**The exercise:** Skip every picture and transcribe the remaining material exactly.

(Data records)
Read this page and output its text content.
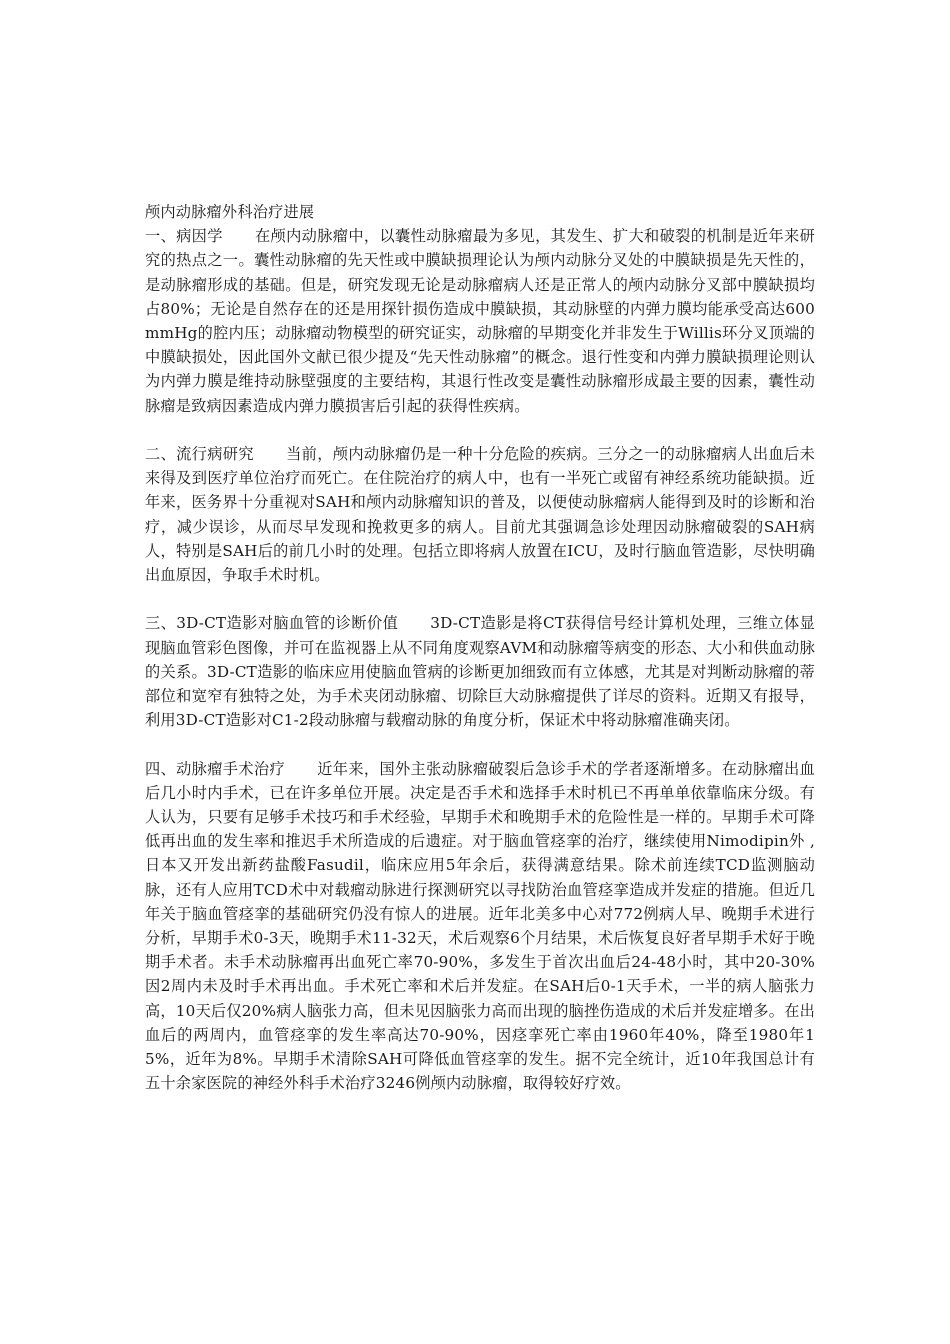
颅内动脉瘤外科治疗进展

一、病因学 在颅内动脉瘤中，以囊性动脉瘤最为多见，其发生、扩大和破裂的机制是近年来研究的热点之一。囊性动脉瘤的先天性或中膜缺损理论认为颅内动脉分叉处的中膜缺损是先天性的，是动脉瘤形成的基础。但是，研究发现无论是动脉瘤病人还是正常人的颅内动脉分叉部中膜缺损均占80%；无论是自然存在的还是用探针损伤造成中膜缺损，其动脉壁的内弹力膜均能承受高达600mmHg的腔内压；动脉瘤动物模型的研究证实，动脉瘤的早期变化并非发生于Willis环分叉顶端的中膜缺损处，因此国外文献已很少提及“先天性动脉瘤”的概念。退行性变和内弹力膜缺损理论则认为内弹力膜是维持动脉壁强度的主要结构，其退行性改变是囊性动脉瘤形成最主要的因素，囊性动脉瘤是致病因素造成内弹力膜损害后引起的获得性疾病。

二、流行病研究 当前，颅内动脉瘤仍是一种十分危险的疾病。三分之一的动脉瘤病人出血后未来得及到医疗单位治疗而死亡。在住院治疗的病人中，也有一半死亡或留有神经系统功能缺损。近年来，医务界十分重视对SAH和颅内动脉瘤知识的普及，以便使动脉瘤病人能得到及时的诊断和治疗，减少误诊，从而尽早发现和挽救更多的病人。目前尤其强调急诊处理因动脉瘤破裂的SAH病人，特别是SAH后的前几小时的处理。包括立即将病人放置在ICU，及时行脑血管造影，尽快明确出血原因，争取手术时机。

三、3D-CT造影对脑血管的诊断价值 3D-CT造影是将CT获得信号经计算机处理，三维立体显现脑血管彩色图像，并可在监视器上从不同角度观察AVM和动脉瘤等病变的形态、大小和供血动脉的关系。3D-CT造影的临床应用使脑血管病的诊断更加细致而有立体感，尤其是对判断动脉瘤的蒂部位和宽窄有独特之处，为手术夹闭动脉瘤、切除巨大动脉瘤提供了详尽的资料。近期又有报导，利用3D-CT造影对C1-2段动脉瘤与载瘤动脉的角度分析，保证术中将动脉瘤准确夹闭。

四、动脉瘤手术治疗 近年来，国外主张动脉瘤破裂后急诊手术的学者逐渐增多。在动脉瘤出血后几小时内手术，已在许多单位开展。决定是否手术和选择手术时机已不再单单依靠临床分级。有人认为，只要有足够手术技巧和手术经验，早期手术和晚期手术的危险性是一样的。早期手术可降低再出血的发生率和推迟手术所造成的后遗症。对于脑血管痉挛的治疗，继续使用Nimodipin外 ,日本又开发出新药盐酸Fasudil，临床应用5年余后，获得满意结果。除术前连续TCD监测脑动脉，还有人应用TCD术中对载瘤动脉进行探测研究以寻找防治血管痉挛造成并发症的措施。但近几年关于脑血管痉挛的基础研究仍没有惊人的进展。近年北美多中心对772例病人早、晚期手术进行分析，早期手术0-3天，晚期手术11-32天，术后观察6个月结果，术后恢复良好者早期手术好于晚期手术者。未手术动脉瘤再出血死亡率70-90%，多发生于首次出血后24-48小时，其中20-30%因2周内未及时手术再出血。手术死亡率和术后并发症。在SAH后0-1天手术，一半的病人脑张力高，10天后仅20%病人脑张力高，但未见因脑张力高而出现的脑挫伤造成的术后并发症增多。在出血后的两周内，血管痉挛的发生率高达70-90%，因痉挛死亡率由1960年40%，降至1980年15%，近年为8%。早期手术清除SAH可降低血管痉挛的发生。据不完全统计，近10年我国总计有五十余家医院的神经外科手术治疗3246例颅内动脉瘤，取得较好疗效。
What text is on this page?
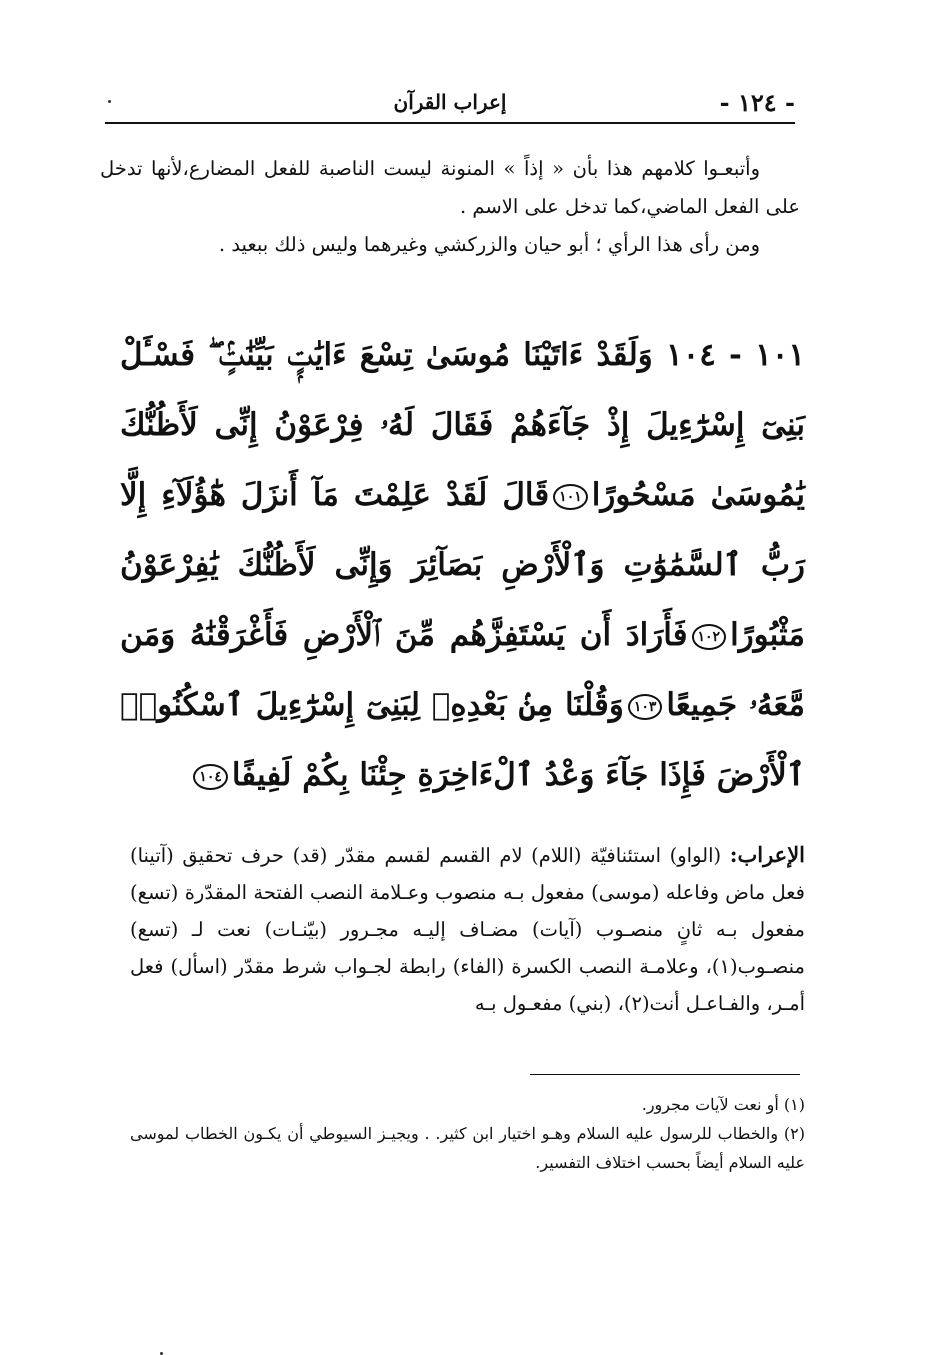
- ١٢٤ -
إعراب القرآن

وأتبعـوا كلامهم هذا بأن « إذاً » المنونة ليست الناصبة للفعل المضارع،لأنها تدخل على الفعل الماضي،كما تدخل على الاسم .

ومن رأى هذا الرأي ؛ أبو حيان والزركشي وغيرهما وليس ذلك ببعيد .

١٠١ - ١٠٤ وَلَقَدْ ءَاتَيْنَا مُوسَىٰ تِسْعَ ءَايَٰتٍۭ بَيِّنَٰتٍۢ ۖ فَسْـَٔلْ بَنِىٓ إِسْرَٰٓءِيلَ إِذْ جَآءَهُمْ فَقَالَ لَهُۥ فِرْعَوْنُ إِنِّى لَأَظُنُّكَ يَٰمُوسَىٰ مَسْحُورًا١٠١قَالَ لَقَدْ عَلِمْتَ مَآ أَنزَلَ هَٰٓؤُلَآءِ إِلَّا رَبُّ ٱلسَّمَٰوَٰتِ وَٱلْأَرْضِ بَصَآئِرَ وَإِنِّى لَأَظُنُّكَ يَٰفِرْعَوْنُ مَثْبُورًا١٠٢فَأَرَادَ أَن يَسْتَفِزَّهُم مِّنَ ٱلْأَرْضِ فَأَغْرَقْنَٰهُ وَمَن مَّعَهُۥ جَمِيعًا١٠٣وَقُلْنَا مِنۢ بَعْدِهِۦ لِبَنِىٓ إِسْرَٰٓءِيلَ ٱسْكُنُوا۟ ٱلْأَرْضَ فَإِذَا جَآءَ وَعْدُ ٱلْءَاخِرَةِ جِئْنَا بِكُمْ لَفِيفًا١٠٤
الإعراب: (الواو) استئنافيّة (اللام) لام القسم لقسم مقدّر (قد) حرف تحقيق (آتينا) فعل ماض وفاعله (موسى) مفعول بـه منصوب وعـلامة النصب الفتحة المقدّرة (تسع) مفعول بـه ثانٍ منصـوب (آيات) مضـاف إليـه مجـرور (بيّنـات) نعت لـ (تسع) منصـوب(١)، وعلامـة النصب الكسرة (الفاء) رابطة لجـواب شرط مقدّر (اسأل) فعل أمـر، والفـاعـل أنت(٢)، (بني) مفعـول بـه

(١) أو نعت لآيات مجرور.

(٢) والخطاب للرسول عليه السلام وهـو اختيار ابن كثير. . ويجيـز السيوطي أن يكـون الخطاب لموسى عليه السلام أيضاً بحسب اختلاف التفسير.
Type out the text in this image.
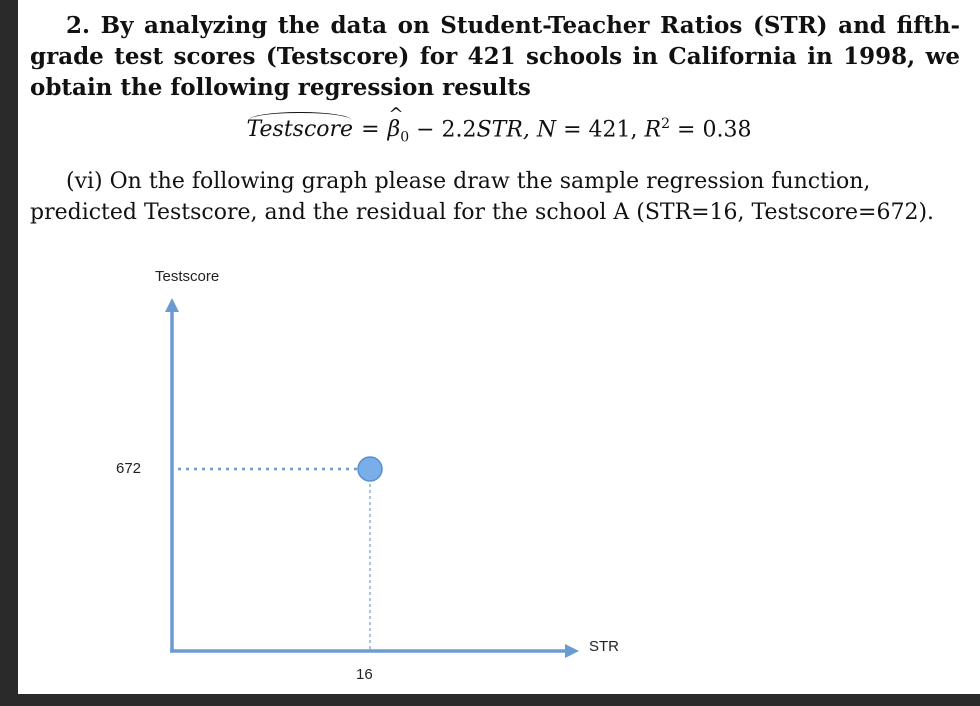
2. By analyzing the data on Student-Teacher Ratios (STR) and fifth-grade test scores (Testscore) for 421 schools in California in 1998, we obtain the following regression results

Testscore =^ $\beta_0 - 2.2STR$, N = 421, $R^2 = 0.38$

(vi) On the following graph please draw the sample regression function, predicted Testscore, and the residual for the school A (STR=16, Testscore=672).

Testscore
STR
672
16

**Full solution:**
Read this page and output its text content.
颅内动脉瘤外科治疗进展

一、病因学 在颅内动脉瘤中，以囊性动脉瘤最为多见，其发生、扩大和破裂的机制是近年来研究的热点之一。囊性动脉瘤的先天性或中膜缺损理论认为颅内动脉分叉处的中膜缺损是先天性的，是动脉瘤形成的基础。但是，研究发现无论是动脉瘤病人还是正常人的颅内动脉分叉部中膜缺损均占80%；无论是自然存在的还是用探针损伤造成中膜缺损，其动脉壁的内弹力膜均能承受高达600mmHg的腔内压；动脉瘤动物模型的研究证实，动脉瘤的早期变化并非发生于Willis环分叉顶端的中膜缺损处，因此国外文献已很少提及“先天性动脉瘤”的概念。退行性变和内弹力膜缺损理论则认为内弹力膜是维持动脉壁强度的主要结构，其退行性改变是囊性动脉瘤形成最主要的因素，囊性动脉瘤是致病因素造成内弹力膜损害后引起的获得性疾病。

二、流行病研究 当前，颅内动脉瘤仍是一种十分危险的疾病。三分之一的动脉瘤病人出血后未来得及到医疗单位治疗而死亡。在住院治疗的病人中，也有一半死亡或留有神经系统功能缺损。近年来，医务界十分重视对SAH和颅内动脉瘤知识的普及，以便使动脉瘤病人能得到及时的诊断和治疗，减少误诊，从而尽早发现和挽救更多的病人。目前尤其强调急诊处理因动脉瘤破裂的SAH病人，特别是SAH后的前几小时的处理。包括立即将病人放置在ICU，及时行脑血管造影，尽快明确出血原因，争取手术时机。

三、3D-CT造影对脑血管的诊断价值 3D-CT造影是将CT获得信号经计算机处理，三维立体显现脑血管彩色图像，并可在监视器上从不同角度观察AVM和动脉瘤等病变的形态、大小和供血动脉的关系。3D-CT造影的临床应用使脑血管病的诊断更加细致而有立体感，尤其是对判断动脉瘤的蒂部位和宽窄有独特之处，为手术夹闭动脉瘤、切除巨大动脉瘤提供了详尽的资料。近期又有报导，利用3D-CT造影对C1-2段动脉瘤与载瘤动脉的角度分析，保证术中将动脉瘤准确夹闭。

四、动脉瘤手术治疗 近年来，国外主张动脉瘤破裂后急诊手术的学者逐渐增多。在动脉瘤出血后几小时内手术，已在许多单位开展。决定是否手术和选择手术时机已不再单单依靠临床分级。有人认为，只要有足够手术技巧和手术经验，早期手术和晚期手术的危险性是一样的。早期手术可降低再出血的发生率和推迟手术所造成的后遗症。对于脑血管痉挛的治疗，继续使用Nimodipin外 ,日本又开发出新药盐酸Fasudil，临床应用5年余后，获得满意结果。除术前连续TCD监测脑动脉，还有人应用TCD术中对载瘤动脉进行探测研究以寻找防治血管痉挛造成并发症的措施。但近几年关于脑血管痉挛的基础研究仍没有惊人的进展。近年北美多中心对772例病人早、晚期手术进行分析，早期手术0-3天，晚期手术11-32天，术后观察6个月结果，术后恢复良好者早期手术好于晚期手术者。未手术动脉瘤再出血死亡率70-90%，多发生于首次出血后24-48小时，其中20-30%因2周内未及时手术再出血。手术死亡率和术后并发症。在SAH后0-1天手术，一半的病人脑张力高，10天后仅20%病人脑张力高，但未见因脑张力高而出现的脑挫伤造成的术后并发症增多。在出血后的两周内，血管痉挛的发生率高达70-90%，因痉挛死亡率由1960年40%，降至1980年15%，近年为8%。早期手术清除SAH可降低血管痉挛的发生。据不完全统计，近10年我国总计有五十余家医院的神经外科手术治疗3246例颅内动脉瘤，取得较好疗效。
What text is on this page?
- ١٢٤ -
إعراب القرآن

وأتبعـوا كلامهم هذا بأن « إذاً » المنونة ليست الناصبة للفعل المضارع،لأنها تدخل على الفعل الماضي،كما تدخل على الاسم .

ومن رأى هذا الرأي ؛ أبو حيان والزركشي وغيرهما وليس ذلك ببعيد .

١٠١ - ١٠٤ وَلَقَدْ ءَاتَيْنَا مُوسَىٰ تِسْعَ ءَايَٰتٍۭ بَيِّنَٰتٍۢ ۖ فَسْـَٔلْ بَنِىٓ إِسْرَٰٓءِيلَ إِذْ جَآءَهُمْ فَقَالَ لَهُۥ فِرْعَوْنُ إِنِّى لَأَظُنُّكَ يَٰمُوسَىٰ مَسْحُورًا١٠١قَالَ لَقَدْ عَلِمْتَ مَآ أَنزَلَ هَٰٓؤُلَآءِ إِلَّا رَبُّ ٱلسَّمَٰوَٰتِ وَٱلْأَرْضِ بَصَآئِرَ وَإِنِّى لَأَظُنُّكَ يَٰفِرْعَوْنُ مَثْبُورًا١٠٢فَأَرَادَ أَن يَسْتَفِزَّهُم مِّنَ ٱلْأَرْضِ فَأَغْرَقْنَٰهُ وَمَن مَّعَهُۥ جَمِيعًا١٠٣وَقُلْنَا مِنۢ بَعْدِهِۦ لِبَنِىٓ إِسْرَٰٓءِيلَ ٱسْكُنُوا۟ ٱلْأَرْضَ فَإِذَا جَآءَ وَعْدُ ٱلْءَاخِرَةِ جِئْنَا بِكُمْ لَفِيفًا١٠٤
الإعراب: (الواو) استئنافيّة (اللام) لام القسم لقسم مقدّر (قد) حرف تحقيق (آتينا) فعل ماض وفاعله (موسى) مفعول بـه منصوب وعـلامة النصب الفتحة المقدّرة (تسع) مفعول بـه ثانٍ منصـوب (آيات) مضـاف إليـه مجـرور (بيّنـات) نعت لـ (تسع) منصـوب(١)، وعلامـة النصب الكسرة (الفاء) رابطة لجـواب شرط مقدّر (اسأل) فعل أمـر، والفـاعـل أنت(٢)، (بني) مفعـول بـه

(١) أو نعت لآيات مجرور.

(٢) والخطاب للرسول عليه السلام وهـو اختيار ابن كثير. . ويجيـز السيوطي أن يكـون الخطاب لموسى عليه السلام أيضاً بحسب اختلاف التفسير.
Type out the text in this image.
2. By analyzing the data on Student-Teacher Ratios (STR) and fifth-grade test scores (Testscore) for 421 schools in California in 1998, we obtain the following regression results

Testscore =^ $\beta_0 - 2.2STR$, N = 421, $R^2 = 0.38$

(vi) On the following graph please draw the sample regression function, predicted Testscore, and the residual for the school A (STR=16, Testscore=672).

Testscore
STR
672
16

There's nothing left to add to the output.